GIVEN INSTRUCTION ▸
Will you write out all the entries below exactly?

RECORD EXTRACTS ▸
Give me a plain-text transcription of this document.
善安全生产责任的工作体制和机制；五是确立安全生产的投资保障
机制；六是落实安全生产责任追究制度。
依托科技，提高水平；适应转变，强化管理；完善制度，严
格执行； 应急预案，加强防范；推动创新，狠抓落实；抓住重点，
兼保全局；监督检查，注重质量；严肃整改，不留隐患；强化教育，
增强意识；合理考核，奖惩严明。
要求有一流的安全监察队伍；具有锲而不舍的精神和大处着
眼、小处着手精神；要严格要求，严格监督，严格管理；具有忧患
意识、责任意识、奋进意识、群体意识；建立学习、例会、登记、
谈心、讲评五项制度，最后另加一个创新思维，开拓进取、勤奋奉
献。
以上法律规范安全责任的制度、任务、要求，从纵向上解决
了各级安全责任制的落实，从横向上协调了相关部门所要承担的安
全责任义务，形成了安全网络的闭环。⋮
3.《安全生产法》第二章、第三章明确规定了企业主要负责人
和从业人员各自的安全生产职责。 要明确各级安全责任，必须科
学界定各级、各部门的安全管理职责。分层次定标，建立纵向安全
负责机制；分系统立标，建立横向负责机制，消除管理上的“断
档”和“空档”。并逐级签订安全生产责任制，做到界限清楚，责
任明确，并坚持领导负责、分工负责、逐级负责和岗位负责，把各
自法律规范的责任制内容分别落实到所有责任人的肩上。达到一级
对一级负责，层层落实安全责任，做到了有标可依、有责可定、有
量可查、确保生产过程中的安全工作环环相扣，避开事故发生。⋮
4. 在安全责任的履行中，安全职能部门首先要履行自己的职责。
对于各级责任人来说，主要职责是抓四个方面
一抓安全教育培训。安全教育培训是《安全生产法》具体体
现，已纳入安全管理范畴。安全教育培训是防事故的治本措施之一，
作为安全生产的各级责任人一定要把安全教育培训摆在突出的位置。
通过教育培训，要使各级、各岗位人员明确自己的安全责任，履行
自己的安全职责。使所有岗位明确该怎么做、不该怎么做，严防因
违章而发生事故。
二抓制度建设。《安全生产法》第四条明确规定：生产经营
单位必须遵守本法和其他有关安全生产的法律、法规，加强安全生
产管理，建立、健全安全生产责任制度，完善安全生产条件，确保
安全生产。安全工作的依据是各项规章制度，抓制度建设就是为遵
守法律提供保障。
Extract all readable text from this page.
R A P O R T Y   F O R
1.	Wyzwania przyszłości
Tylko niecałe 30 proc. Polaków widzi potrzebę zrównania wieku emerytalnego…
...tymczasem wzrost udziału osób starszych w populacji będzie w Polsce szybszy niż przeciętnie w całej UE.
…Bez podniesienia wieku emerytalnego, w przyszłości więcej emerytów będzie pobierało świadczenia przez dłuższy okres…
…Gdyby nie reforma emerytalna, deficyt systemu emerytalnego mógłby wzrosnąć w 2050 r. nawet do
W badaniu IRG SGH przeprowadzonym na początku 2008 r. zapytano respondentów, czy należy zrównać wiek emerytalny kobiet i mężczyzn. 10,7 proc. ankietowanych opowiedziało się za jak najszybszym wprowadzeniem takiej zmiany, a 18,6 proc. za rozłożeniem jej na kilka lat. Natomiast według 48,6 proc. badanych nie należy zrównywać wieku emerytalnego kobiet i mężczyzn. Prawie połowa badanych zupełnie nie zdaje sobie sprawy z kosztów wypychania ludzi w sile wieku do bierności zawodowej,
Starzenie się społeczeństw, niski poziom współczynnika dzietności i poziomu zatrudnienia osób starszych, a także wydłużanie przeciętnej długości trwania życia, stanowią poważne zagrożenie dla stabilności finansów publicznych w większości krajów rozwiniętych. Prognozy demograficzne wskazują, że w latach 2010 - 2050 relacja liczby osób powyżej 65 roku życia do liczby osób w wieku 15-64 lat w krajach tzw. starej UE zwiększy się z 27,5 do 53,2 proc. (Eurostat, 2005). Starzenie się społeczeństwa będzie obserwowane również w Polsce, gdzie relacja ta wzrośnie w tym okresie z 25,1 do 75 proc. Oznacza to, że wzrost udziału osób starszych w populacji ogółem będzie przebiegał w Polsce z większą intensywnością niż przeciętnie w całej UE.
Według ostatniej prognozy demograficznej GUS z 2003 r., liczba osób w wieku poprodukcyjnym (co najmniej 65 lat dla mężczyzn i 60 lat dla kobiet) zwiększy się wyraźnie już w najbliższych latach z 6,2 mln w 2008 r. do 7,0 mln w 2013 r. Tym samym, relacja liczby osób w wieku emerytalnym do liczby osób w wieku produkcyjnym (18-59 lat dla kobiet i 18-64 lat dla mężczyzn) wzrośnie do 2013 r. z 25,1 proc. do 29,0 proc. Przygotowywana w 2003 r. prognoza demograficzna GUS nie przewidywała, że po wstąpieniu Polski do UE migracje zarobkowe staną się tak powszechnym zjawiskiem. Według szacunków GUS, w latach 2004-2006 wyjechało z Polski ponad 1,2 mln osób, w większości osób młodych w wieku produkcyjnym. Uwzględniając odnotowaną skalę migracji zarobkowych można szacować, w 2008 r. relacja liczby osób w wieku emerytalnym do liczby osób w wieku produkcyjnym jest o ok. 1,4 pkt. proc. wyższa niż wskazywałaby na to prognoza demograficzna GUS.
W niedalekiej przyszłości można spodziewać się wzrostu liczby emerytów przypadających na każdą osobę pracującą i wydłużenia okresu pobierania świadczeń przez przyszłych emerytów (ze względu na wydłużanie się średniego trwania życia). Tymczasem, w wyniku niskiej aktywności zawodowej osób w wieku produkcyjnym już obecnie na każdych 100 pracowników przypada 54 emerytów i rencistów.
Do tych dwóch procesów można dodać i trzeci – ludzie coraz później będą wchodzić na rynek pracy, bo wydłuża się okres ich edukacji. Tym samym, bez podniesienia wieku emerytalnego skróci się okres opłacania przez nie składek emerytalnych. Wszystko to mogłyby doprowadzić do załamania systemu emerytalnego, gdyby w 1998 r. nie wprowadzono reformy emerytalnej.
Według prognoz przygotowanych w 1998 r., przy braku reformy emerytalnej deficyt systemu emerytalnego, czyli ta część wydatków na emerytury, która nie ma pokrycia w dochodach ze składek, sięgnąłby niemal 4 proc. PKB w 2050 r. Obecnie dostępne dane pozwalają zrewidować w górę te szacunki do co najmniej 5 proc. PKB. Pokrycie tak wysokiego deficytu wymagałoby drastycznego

WRITTEN REPLY ▸
Give me a plain-text transcription of this document.
善安全生产责任的工作体制和机制；五是确立安全生产的投资保障
机制；六是落实安全生产责任追究制度。
依托科技，提高水平；适应转变，强化管理；完善制度，严
格执行； 应急预案，加强防范；推动创新，狠抓落实；抓住重点，
兼保全局；监督检查，注重质量；严肃整改，不留隐患；强化教育，
增强意识；合理考核，奖惩严明。
要求有一流的安全监察队伍；具有锲而不舍的精神和大处着
眼、小处着手精神；要严格要求，严格监督，严格管理；具有忧患
意识、责任意识、奋进意识、群体意识；建立学习、例会、登记、
谈心、讲评五项制度，最后另加一个创新思维，开拓进取、勤奋奉
献。
以上法律规范安全责任的制度、任务、要求，从纵向上解决
了各级安全责任制的落实，从横向上协调了相关部门所要承担的安
全责任义务，形成了安全网络的闭环。⋮
3.《安全生产法》第二章、第三章明确规定了企业主要负责人
和从业人员各自的安全生产职责。 要明确各级安全责任，必须科
学界定各级、各部门的安全管理职责。分层次定标，建立纵向安全
负责机制；分系统立标，建立横向负责机制，消除管理上的“断
档”和“空档”。并逐级签订安全生产责任制，做到界限清楚，责
任明确，并坚持领导负责、分工负责、逐级负责和岗位负责，把各
自法律规范的责任制内容分别落实到所有责任人的肩上。达到一级
对一级负责，层层落实安全责任，做到了有标可依、有责可定、有
量可查、确保生产过程中的安全工作环环相扣，避开事故发生。⋮
4. 在安全责任的履行中，安全职能部门首先要履行自己的职责。
对于各级责任人来说，主要职责是抓四个方面
一抓安全教育培训。安全教育培训是《安全生产法》具体体
现，已纳入安全管理范畴。安全教育培训是防事故的治本措施之一，
作为安全生产的各级责任人一定要把安全教育培训摆在突出的位置。
通过教育培训，要使各级、各岗位人员明确自己的安全责任，履行
自己的安全职责。使所有岗位明确该怎么做、不该怎么做，严防因
违章而发生事故。
二抓制度建设。《安全生产法》第四条明确规定：生产经营
单位必须遵守本法和其他有关安全生产的法律、法规，加强安全生
产管理，建立、健全安全生产责任制度，完善安全生产条件，确保
安全生产。安全工作的依据是各项规章制度，抓制度建设就是为遵
守法律提供保障。
Extract all readable text from this page.
R A P O R T Y   F O R
1.	Wyzwania przyszłości
Tylko niecałe 30 proc. Polaków widzi potrzebę zrównania wieku emerytalnego…
...tymczasem wzrost udziału osób starszych w populacji będzie w Polsce szybszy niż przeciętnie w całej UE.
…Bez podniesienia wieku emerytalnego, w przyszłości więcej emerytów będzie pobierało świadczenia przez dłuższy okres…
…Gdyby nie reforma emerytalna, deficyt systemu emerytalnego mógłby wzrosnąć w 2050 r. nawet do
W badaniu IRG SGH przeprowadzonym na początku 2008 r. zapytano respondentów, czy należy zrównać wiek emerytalny kobiet i mężczyzn. 10,7 proc. ankietowanych opowiedziało się za jak najszybszym wprowadzeniem takiej zmiany, a 18,6 proc. za rozłożeniem jej na kilka lat. Natomiast według 48,6 proc. badanych nie należy zrównywać wieku emerytalnego kobiet i mężczyzn. Prawie połowa badanych zupełnie nie zdaje sobie sprawy z kosztów wypychania ludzi w sile wieku do bierności zawodowej,
Starzenie się społeczeństw, niski poziom współczynnika dzietności i poziomu zatrudnienia osób starszych, a także wydłużanie przeciętnej długości trwania życia, stanowią poważne zagrożenie dla stabilności finansów publicznych w większości krajów rozwiniętych. Prognozy demograficzne wskazują, że w latach 2010 - 2050 relacja liczby osób powyżej 65 roku życia do liczby osób w wieku 15-64 lat w krajach tzw. starej UE zwiększy się z 27,5 do 53,2 proc. (Eurostat, 2005). Starzenie się społeczeństwa będzie obserwowane również w Polsce, gdzie relacja ta wzrośnie w tym okresie z 25,1 do 75 proc. Oznacza to, że wzrost udziału osób starszych w populacji ogółem będzie przebiegał w Polsce z większą intensywnością niż przeciętnie w całej UE.
Według ostatniej prognozy demograficznej GUS z 2003 r., liczba osób w wieku poprodukcyjnym (co najmniej 65 lat dla mężczyzn i 60 lat dla kobiet) zwiększy się wyraźnie już w najbliższych latach z 6,2 mln w 2008 r. do 7,0 mln w 2013 r. Tym samym, relacja liczby osób w wieku emerytalnym do liczby osób w wieku produkcyjnym (18-59 lat dla kobiet i 18-64 lat dla mężczyzn) wzrośnie do 2013 r. z 25,1 proc. do 29,0 proc. Przygotowywana w 2003 r. prognoza demograficzna GUS nie przewidywała, że po wstąpieniu Polski do UE migracje zarobkowe staną się tak powszechnym zjawiskiem. Według szacunków GUS, w latach 2004-2006 wyjechało z Polski ponad 1,2 mln osób, w większości osób młodych w wieku produkcyjnym. Uwzględniając odnotowaną skalę migracji zarobkowych można szacować, w 2008 r. relacja liczby osób w wieku emerytalnym do liczby osób w wieku produkcyjnym jest o ok. 1,4 pkt. proc. wyższa niż wskazywałaby na to prognoza demograficzna GUS.
W niedalekiej przyszłości można spodziewać się wzrostu liczby emerytów przypadających na każdą osobę pracującą i wydłużenia okresu pobierania świadczeń przez przyszłych emerytów (ze względu na wydłużanie się średniego trwania życia). Tymczasem, w wyniku niskiej aktywności zawodowej osób w wieku produkcyjnym już obecnie na każdych 100 pracowników przypada 54 emerytów i rencistów.
Do tych dwóch procesów można dodać i trzeci – ludzie coraz później będą wchodzić na rynek pracy, bo wydłuża się okres ich edukacji. Tym samym, bez podniesienia wieku emerytalnego skróci się okres opłacania przez nie składek emerytalnych. Wszystko to mogłyby doprowadzić do załamania systemu emerytalnego, gdyby w 1998 r. nie wprowadzono reformy emerytalnej.
Według prognoz przygotowanych w 1998 r., przy braku reformy emerytalnej deficyt systemu emerytalnego, czyli ta część wydatków na emerytury, która nie ma pokrycia w dochodach ze składek, sięgnąłby niemal 4 proc. PKB w 2050 r. Obecnie dostępne dane pozwalają zrewidować w górę te szacunki do co najmniej 5 proc. PKB. Pokrycie tak wysokiego deficytu wymagałoby drastycznego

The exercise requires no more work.